Your task is to repeat all of the data exactly while excluding the pictures.

● ● ●

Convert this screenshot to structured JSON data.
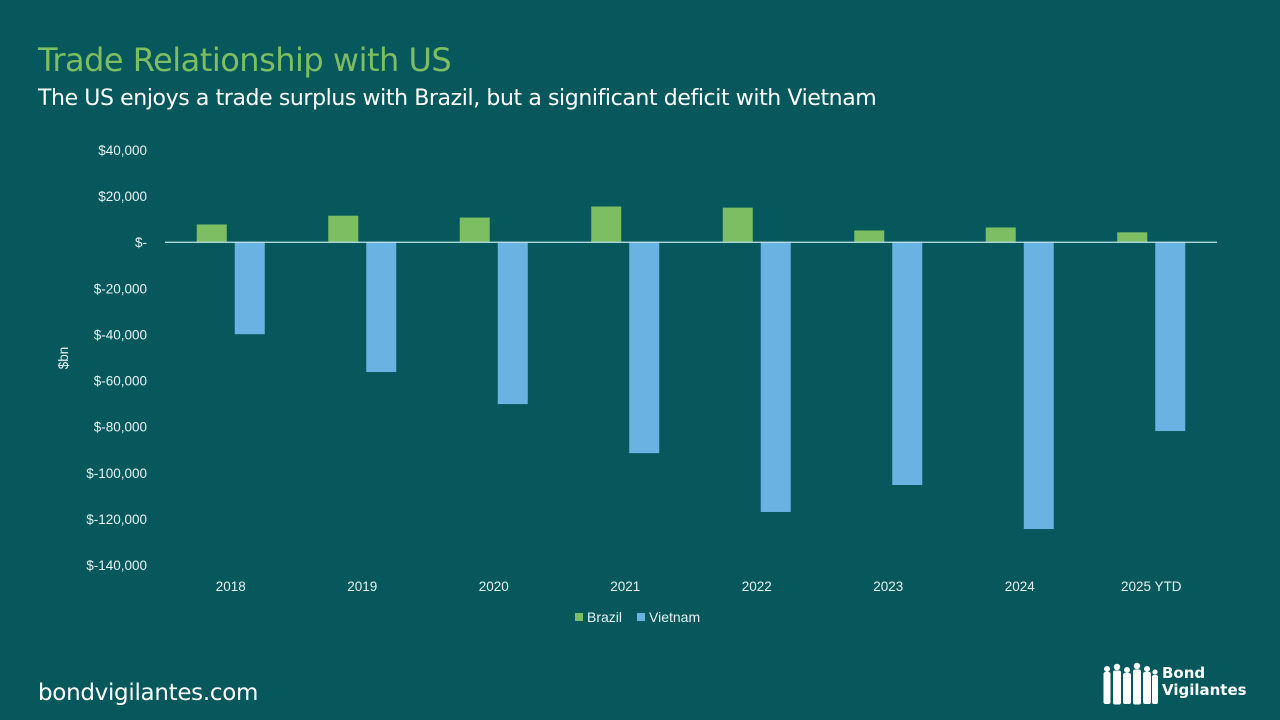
{
  "slide": {
    "title": "Trade Relationship with US",
    "subtitle": "The US enjoys a trade surplus with Brazil, but a significant deficit with Vietnam",
    "footer": "bondvigilantes.com",
    "logo": {
      "line1": "Bond",
      "line2": "Vigilantes"
    }
  },
  "colors": {
    "background": "#06585c",
    "title": "#7dbe62",
    "brazil": "#7dbe62",
    "vietnam": "#69b3e3",
    "axis": "#bfe6ea"
  },
  "chart_data": {
    "type": "bar",
    "title": "Trade Relationship with US",
    "ylabel": "$bn",
    "xlabel": "",
    "categories": [
      "2018",
      "2019",
      "2020",
      "2021",
      "2022",
      "2023",
      "2024",
      "2025 YTD"
    ],
    "series": [
      {
        "name": "Brazil",
        "values": [
          7700,
          11500,
          10700,
          15500,
          15000,
          5100,
          6400,
          4300
        ]
      },
      {
        "name": "Vietnam",
        "values": [
          -39900,
          -56300,
          -70200,
          -91500,
          -117000,
          -105300,
          -124400,
          -81900
        ]
      }
    ],
    "ylim": [
      -140000,
      40000
    ],
    "yticks": [
      40000,
      20000,
      0,
      -20000,
      -40000,
      -60000,
      -80000,
      -100000,
      -120000,
      -140000
    ],
    "ytick_labels": [
      "$40,000",
      "$20,000",
      "$-",
      "$-20,000",
      "$-40,000",
      "$-60,000",
      "$-80,000",
      "$-100,000",
      "$-120,000",
      "$-140,000"
    ],
    "legend": {
      "position": "bottom",
      "entries": [
        "Brazil",
        "Vietnam"
      ]
    },
    "grid": false
  }
}
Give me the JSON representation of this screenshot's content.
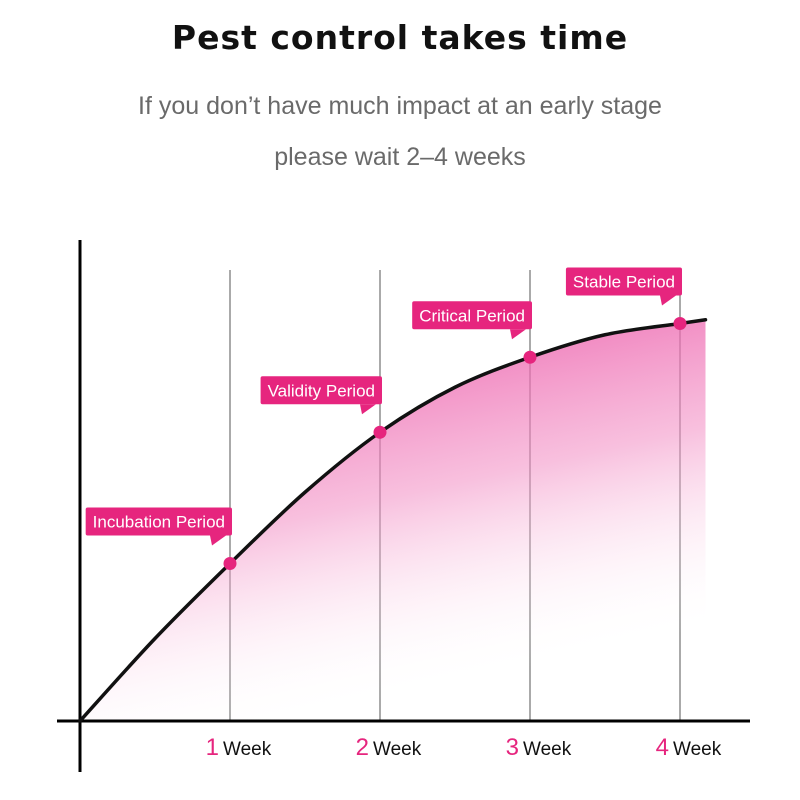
{
  "header": {
    "title": "Pest control takes time",
    "subtitle_line1": "If you don’t have much impact at an early stage",
    "subtitle_line2": "please wait 2–4 weeks"
  },
  "chart_data": {
    "type": "area",
    "title": "Pest control takes time",
    "x_ticks": [
      {
        "value": 1,
        "number": "1",
        "unit": "Week"
      },
      {
        "value": 2,
        "number": "2",
        "unit": "Week"
      },
      {
        "value": 3,
        "number": "3",
        "unit": "Week"
      },
      {
        "value": 4,
        "number": "4",
        "unit": "Week"
      }
    ],
    "xlim": [
      0,
      4.17
    ],
    "ylim": [
      0,
      1
    ],
    "curve": [
      {
        "x": 0,
        "y": 0
      },
      {
        "x": 0.5,
        "y": 0.22
      },
      {
        "x": 1,
        "y": 0.42
      },
      {
        "x": 1.5,
        "y": 0.61
      },
      {
        "x": 2,
        "y": 0.77
      },
      {
        "x": 2.5,
        "y": 0.89
      },
      {
        "x": 3,
        "y": 0.97
      },
      {
        "x": 3.5,
        "y": 1.03
      },
      {
        "x": 4,
        "y": 1.06
      },
      {
        "x": 4.17,
        "y": 1.07
      }
    ],
    "milestones": [
      {
        "x": 1,
        "label": "Incubation Period"
      },
      {
        "x": 2,
        "label": "Validity Period"
      },
      {
        "x": 3,
        "label": "Critical Period"
      },
      {
        "x": 4,
        "label": "Stable Period"
      }
    ],
    "grid": "vertical",
    "colors": {
      "accent": "#e6257e",
      "label_bg": "#e6257e",
      "fill_top": "#e8409b",
      "axis": "#000000",
      "tick_number": "#e6257e"
    }
  }
}
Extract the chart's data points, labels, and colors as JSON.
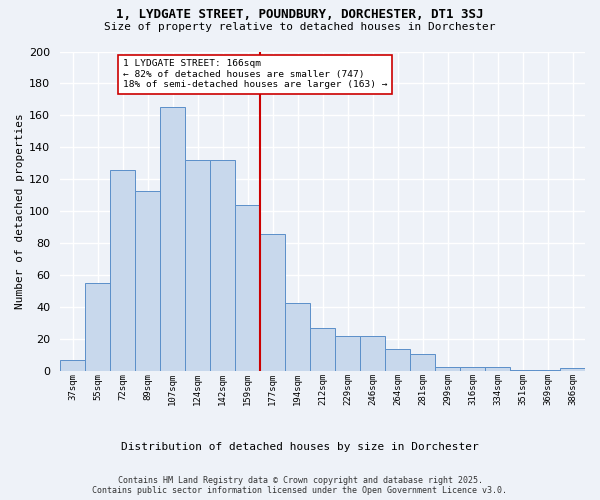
{
  "title_line1": "1, LYDGATE STREET, POUNDBURY, DORCHESTER, DT1 3SJ",
  "title_line2": "Size of property relative to detached houses in Dorchester",
  "xlabel": "Distribution of detached houses by size in Dorchester",
  "ylabel": "Number of detached properties",
  "bin_labels": [
    "37sqm",
    "55sqm",
    "72sqm",
    "89sqm",
    "107sqm",
    "124sqm",
    "142sqm",
    "159sqm",
    "177sqm",
    "194sqm",
    "212sqm",
    "229sqm",
    "246sqm",
    "264sqm",
    "281sqm",
    "299sqm",
    "316sqm",
    "334sqm",
    "351sqm",
    "369sqm",
    "386sqm"
  ],
  "bar_heights": [
    7,
    55,
    126,
    113,
    165,
    132,
    132,
    104,
    86,
    43,
    27,
    22,
    22,
    14,
    11,
    3,
    3,
    3,
    1,
    1,
    2
  ],
  "bar_color": "#c8d8ec",
  "bar_edge_color": "#5b8fc9",
  "vline_bin_idx": 8,
  "vline_label": "166sqm",
  "vline_color": "#cc0000",
  "annotation_title": "1 LYDGATE STREET: 166sqm",
  "annotation_line2": "← 82% of detached houses are smaller (747)",
  "annotation_line3": "18% of semi-detached houses are larger (163) →",
  "annotation_box_color": "#ffffff",
  "annotation_box_edge": "#cc0000",
  "ylim": [
    0,
    200
  ],
  "yticks": [
    0,
    20,
    40,
    60,
    80,
    100,
    120,
    140,
    160,
    180,
    200
  ],
  "footer_line1": "Contains HM Land Registry data © Crown copyright and database right 2025.",
  "footer_line2": "Contains public sector information licensed under the Open Government Licence v3.0.",
  "bg_color": "#eef2f8",
  "grid_color": "#ffffff"
}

● ● ●

* Expected answer *
Convert this screenshot to structured JSON data.
{
  "slide": {
    "title": "Trade Relationship with US",
    "subtitle": "The US enjoys a trade surplus with Brazil, but a significant deficit with Vietnam",
    "footer": "bondvigilantes.com",
    "logo": {
      "line1": "Bond",
      "line2": "Vigilantes"
    }
  },
  "colors": {
    "background": "#06585c",
    "title": "#7dbe62",
    "brazil": "#7dbe62",
    "vietnam": "#69b3e3",
    "axis": "#bfe6ea"
  },
  "chart_data": {
    "type": "bar",
    "title": "Trade Relationship with US",
    "ylabel": "$bn",
    "xlabel": "",
    "categories": [
      "2018",
      "2019",
      "2020",
      "2021",
      "2022",
      "2023",
      "2024",
      "2025 YTD"
    ],
    "series": [
      {
        "name": "Brazil",
        "values": [
          7700,
          11500,
          10700,
          15500,
          15000,
          5100,
          6400,
          4300
        ]
      },
      {
        "name": "Vietnam",
        "values": [
          -39900,
          -56300,
          -70200,
          -91500,
          -117000,
          -105300,
          -124400,
          -81900
        ]
      }
    ],
    "ylim": [
      -140000,
      40000
    ],
    "yticks": [
      40000,
      20000,
      0,
      -20000,
      -40000,
      -60000,
      -80000,
      -100000,
      -120000,
      -140000
    ],
    "ytick_labels": [
      "$40,000",
      "$20,000",
      "$-",
      "$-20,000",
      "$-40,000",
      "$-60,000",
      "$-80,000",
      "$-100,000",
      "$-120,000",
      "$-140,000"
    ],
    "legend": {
      "position": "bottom",
      "entries": [
        "Brazil",
        "Vietnam"
      ]
    },
    "grid": false
  }
}
Give me the JSON representation of this screenshot's content.
{
  "header": {
    "title": "Pest control takes time",
    "subtitle_line1": "If you don’t have much impact at an early stage",
    "subtitle_line2": "please wait 2–4 weeks"
  },
  "chart_data": {
    "type": "area",
    "title": "Pest control takes time",
    "x_ticks": [
      {
        "value": 1,
        "number": "1",
        "unit": "Week"
      },
      {
        "value": 2,
        "number": "2",
        "unit": "Week"
      },
      {
        "value": 3,
        "number": "3",
        "unit": "Week"
      },
      {
        "value": 4,
        "number": "4",
        "unit": "Week"
      }
    ],
    "xlim": [
      0,
      4.17
    ],
    "ylim": [
      0,
      1
    ],
    "curve": [
      {
        "x": 0,
        "y": 0
      },
      {
        "x": 0.5,
        "y": 0.22
      },
      {
        "x": 1,
        "y": 0.42
      },
      {
        "x": 1.5,
        "y": 0.61
      },
      {
        "x": 2,
        "y": 0.77
      },
      {
        "x": 2.5,
        "y": 0.89
      },
      {
        "x": 3,
        "y": 0.97
      },
      {
        "x": 3.5,
        "y": 1.03
      },
      {
        "x": 4,
        "y": 1.06
      },
      {
        "x": 4.17,
        "y": 1.07
      }
    ],
    "milestones": [
      {
        "x": 1,
        "label": "Incubation Period"
      },
      {
        "x": 2,
        "label": "Validity Period"
      },
      {
        "x": 3,
        "label": "Critical Period"
      },
      {
        "x": 4,
        "label": "Stable Period"
      }
    ],
    "grid": "vertical",
    "colors": {
      "accent": "#e6257e",
      "label_bg": "#e6257e",
      "fill_top": "#e8409b",
      "axis": "#000000",
      "tick_number": "#e6257e"
    }
  }
}
Extract the chart's data points, labels, and colors as JSON.
{
  "title_line1": "1, LYDGATE STREET, POUNDBURY, DORCHESTER, DT1 3SJ",
  "title_line2": "Size of property relative to detached houses in Dorchester",
  "xlabel": "Distribution of detached houses by size in Dorchester",
  "ylabel": "Number of detached properties",
  "bin_labels": [
    "37sqm",
    "55sqm",
    "72sqm",
    "89sqm",
    "107sqm",
    "124sqm",
    "142sqm",
    "159sqm",
    "177sqm",
    "194sqm",
    "212sqm",
    "229sqm",
    "246sqm",
    "264sqm",
    "281sqm",
    "299sqm",
    "316sqm",
    "334sqm",
    "351sqm",
    "369sqm",
    "386sqm"
  ],
  "bar_heights": [
    7,
    55,
    126,
    113,
    165,
    132,
    132,
    104,
    86,
    43,
    27,
    22,
    22,
    14,
    11,
    3,
    3,
    3,
    1,
    1,
    2
  ],
  "bar_color": "#c8d8ec",
  "bar_edge_color": "#5b8fc9",
  "vline_bin_idx": 8,
  "vline_label": "166sqm",
  "vline_color": "#cc0000",
  "annotation_title": "1 LYDGATE STREET: 166sqm",
  "annotation_line2": "← 82% of detached houses are smaller (747)",
  "annotation_line3": "18% of semi-detached houses are larger (163) →",
  "annotation_box_color": "#ffffff",
  "annotation_box_edge": "#cc0000",
  "ylim": [
    0,
    200
  ],
  "yticks": [
    0,
    20,
    40,
    60,
    80,
    100,
    120,
    140,
    160,
    180,
    200
  ],
  "footer_line1": "Contains HM Land Registry data © Crown copyright and database right 2025.",
  "footer_line2": "Contains public sector information licensed under the Open Government Licence v3.0.",
  "bg_color": "#eef2f8",
  "grid_color": "#ffffff"
}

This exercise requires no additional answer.